Restate each line of the listing exactly, without carrying over any pictures.

>>>

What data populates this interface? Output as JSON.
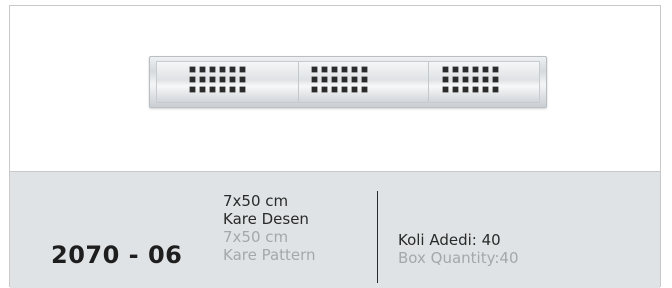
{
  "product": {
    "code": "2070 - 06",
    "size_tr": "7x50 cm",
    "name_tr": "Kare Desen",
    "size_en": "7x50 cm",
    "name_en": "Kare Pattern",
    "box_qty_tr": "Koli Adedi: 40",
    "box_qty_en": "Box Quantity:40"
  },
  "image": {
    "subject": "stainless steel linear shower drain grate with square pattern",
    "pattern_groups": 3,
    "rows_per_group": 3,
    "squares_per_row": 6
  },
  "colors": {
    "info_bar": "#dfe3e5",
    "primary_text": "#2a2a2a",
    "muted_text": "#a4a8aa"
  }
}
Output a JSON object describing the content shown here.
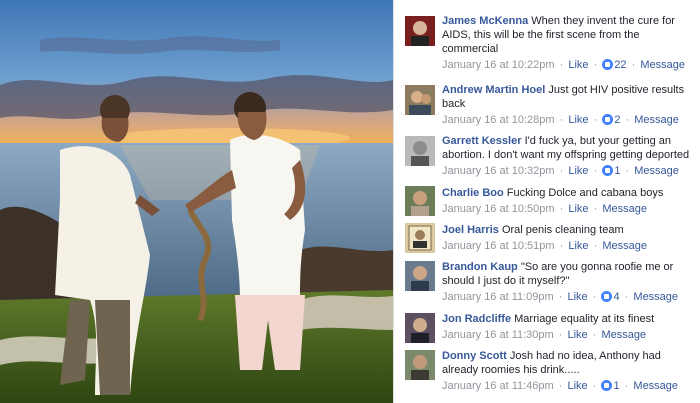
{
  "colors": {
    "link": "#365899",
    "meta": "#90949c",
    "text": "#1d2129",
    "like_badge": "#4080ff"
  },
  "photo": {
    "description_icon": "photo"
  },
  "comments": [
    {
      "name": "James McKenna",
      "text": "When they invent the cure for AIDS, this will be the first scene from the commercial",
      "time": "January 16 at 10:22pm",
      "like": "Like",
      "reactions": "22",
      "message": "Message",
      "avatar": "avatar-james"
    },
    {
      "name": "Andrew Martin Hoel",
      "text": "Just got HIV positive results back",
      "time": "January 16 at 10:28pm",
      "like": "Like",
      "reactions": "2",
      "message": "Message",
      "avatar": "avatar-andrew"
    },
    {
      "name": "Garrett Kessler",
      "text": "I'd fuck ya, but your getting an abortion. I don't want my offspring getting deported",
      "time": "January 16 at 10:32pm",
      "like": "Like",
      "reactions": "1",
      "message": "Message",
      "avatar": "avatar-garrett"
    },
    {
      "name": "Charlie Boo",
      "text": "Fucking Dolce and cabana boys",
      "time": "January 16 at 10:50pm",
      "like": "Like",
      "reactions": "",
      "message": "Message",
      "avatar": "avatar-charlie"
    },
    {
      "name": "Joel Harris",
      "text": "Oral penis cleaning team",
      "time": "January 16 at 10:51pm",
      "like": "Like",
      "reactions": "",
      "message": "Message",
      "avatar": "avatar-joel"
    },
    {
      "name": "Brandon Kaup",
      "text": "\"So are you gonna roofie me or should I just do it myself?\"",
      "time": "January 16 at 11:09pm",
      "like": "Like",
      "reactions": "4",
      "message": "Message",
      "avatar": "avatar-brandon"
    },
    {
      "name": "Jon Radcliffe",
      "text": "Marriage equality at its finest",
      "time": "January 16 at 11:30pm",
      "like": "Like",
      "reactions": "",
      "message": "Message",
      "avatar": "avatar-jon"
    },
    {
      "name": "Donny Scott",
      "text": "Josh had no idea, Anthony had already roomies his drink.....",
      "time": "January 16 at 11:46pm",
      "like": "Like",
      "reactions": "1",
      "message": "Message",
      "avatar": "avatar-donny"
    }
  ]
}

<<<

### [Complete answer]
What data populates this interface? Output as JSON.
{
  "product": {
    "code": "2070 - 06",
    "size_tr": "7x50 cm",
    "name_tr": "Kare Desen",
    "size_en": "7x50 cm",
    "name_en": "Kare Pattern",
    "box_qty_tr": "Koli Adedi: 40",
    "box_qty_en": "Box Quantity:40"
  },
  "image": {
    "subject": "stainless steel linear shower drain grate with square pattern",
    "pattern_groups": 3,
    "rows_per_group": 3,
    "squares_per_row": 6
  },
  "colors": {
    "info_bar": "#dfe3e5",
    "primary_text": "#2a2a2a",
    "muted_text": "#a4a8aa"
  }
}
Output a JSON object describing the content shown here.
{
  "colors": {
    "link": "#365899",
    "meta": "#90949c",
    "text": "#1d2129",
    "like_badge": "#4080ff"
  },
  "photo": {
    "description_icon": "photo"
  },
  "comments": [
    {
      "name": "James McKenna",
      "text": "When they invent the cure for AIDS, this will be the first scene from the commercial",
      "time": "January 16 at 10:22pm",
      "like": "Like",
      "reactions": "22",
      "message": "Message",
      "avatar": "avatar-james"
    },
    {
      "name": "Andrew Martin Hoel",
      "text": "Just got HIV positive results back",
      "time": "January 16 at 10:28pm",
      "like": "Like",
      "reactions": "2",
      "message": "Message",
      "avatar": "avatar-andrew"
    },
    {
      "name": "Garrett Kessler",
      "text": "I'd fuck ya, but your getting an abortion. I don't want my offspring getting deported",
      "time": "January 16 at 10:32pm",
      "like": "Like",
      "reactions": "1",
      "message": "Message",
      "avatar": "avatar-garrett"
    },
    {
      "name": "Charlie Boo",
      "text": "Fucking Dolce and cabana boys",
      "time": "January 16 at 10:50pm",
      "like": "Like",
      "reactions": "",
      "message": "Message",
      "avatar": "avatar-charlie"
    },
    {
      "name": "Joel Harris",
      "text": "Oral penis cleaning team",
      "time": "January 16 at 10:51pm",
      "like": "Like",
      "reactions": "",
      "message": "Message",
      "avatar": "avatar-joel"
    },
    {
      "name": "Brandon Kaup",
      "text": "\"So are you gonna roofie me or should I just do it myself?\"",
      "time": "January 16 at 11:09pm",
      "like": "Like",
      "reactions": "4",
      "message": "Message",
      "avatar": "avatar-brandon"
    },
    {
      "name": "Jon Radcliffe",
      "text": "Marriage equality at its finest",
      "time": "January 16 at 11:30pm",
      "like": "Like",
      "reactions": "",
      "message": "Message",
      "avatar": "avatar-jon"
    },
    {
      "name": "Donny Scott",
      "text": "Josh had no idea, Anthony had already roomies his drink.....",
      "time": "January 16 at 11:46pm",
      "like": "Like",
      "reactions": "1",
      "message": "Message",
      "avatar": "avatar-donny"
    }
  ]
}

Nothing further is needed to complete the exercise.